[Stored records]

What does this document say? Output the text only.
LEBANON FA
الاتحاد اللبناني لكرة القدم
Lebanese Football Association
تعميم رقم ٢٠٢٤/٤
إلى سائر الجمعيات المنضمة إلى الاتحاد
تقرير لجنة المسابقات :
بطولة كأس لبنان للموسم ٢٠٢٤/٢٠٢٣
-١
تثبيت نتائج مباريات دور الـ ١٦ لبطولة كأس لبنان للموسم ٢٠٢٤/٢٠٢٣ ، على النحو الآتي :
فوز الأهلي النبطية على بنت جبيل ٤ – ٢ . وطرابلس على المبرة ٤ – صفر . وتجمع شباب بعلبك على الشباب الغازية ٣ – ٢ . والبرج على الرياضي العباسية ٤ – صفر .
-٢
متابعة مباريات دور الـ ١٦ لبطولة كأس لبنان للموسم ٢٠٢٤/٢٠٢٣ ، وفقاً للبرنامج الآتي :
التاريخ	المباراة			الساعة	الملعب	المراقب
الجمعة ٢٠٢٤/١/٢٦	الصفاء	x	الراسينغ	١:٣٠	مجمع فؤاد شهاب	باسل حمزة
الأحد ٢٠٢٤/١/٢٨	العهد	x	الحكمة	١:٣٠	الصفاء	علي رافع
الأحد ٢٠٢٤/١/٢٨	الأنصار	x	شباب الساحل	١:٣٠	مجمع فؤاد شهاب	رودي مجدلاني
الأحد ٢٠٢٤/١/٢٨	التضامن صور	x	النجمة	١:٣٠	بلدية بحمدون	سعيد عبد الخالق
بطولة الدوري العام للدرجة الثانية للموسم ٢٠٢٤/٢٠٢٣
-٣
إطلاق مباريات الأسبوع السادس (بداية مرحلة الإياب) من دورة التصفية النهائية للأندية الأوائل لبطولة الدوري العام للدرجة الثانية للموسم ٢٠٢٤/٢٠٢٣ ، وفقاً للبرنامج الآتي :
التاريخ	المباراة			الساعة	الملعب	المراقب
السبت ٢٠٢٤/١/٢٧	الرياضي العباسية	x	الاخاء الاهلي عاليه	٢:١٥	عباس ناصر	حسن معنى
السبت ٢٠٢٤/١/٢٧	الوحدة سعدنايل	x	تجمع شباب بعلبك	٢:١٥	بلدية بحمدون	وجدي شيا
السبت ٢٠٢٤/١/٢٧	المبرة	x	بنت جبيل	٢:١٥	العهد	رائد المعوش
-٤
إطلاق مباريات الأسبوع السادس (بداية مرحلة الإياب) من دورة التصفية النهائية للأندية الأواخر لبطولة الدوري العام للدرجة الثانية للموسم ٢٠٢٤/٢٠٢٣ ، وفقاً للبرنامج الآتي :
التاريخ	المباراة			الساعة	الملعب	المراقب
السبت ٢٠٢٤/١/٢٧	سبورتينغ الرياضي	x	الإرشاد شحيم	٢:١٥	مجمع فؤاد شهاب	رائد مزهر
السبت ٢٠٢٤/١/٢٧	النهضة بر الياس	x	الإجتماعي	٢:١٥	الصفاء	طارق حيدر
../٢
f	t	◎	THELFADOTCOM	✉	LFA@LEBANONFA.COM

§ Task brief: Examine the listing and say how many of its lines contain the string "إطلاق". Give the number alone.

§ Answer to the problem: 2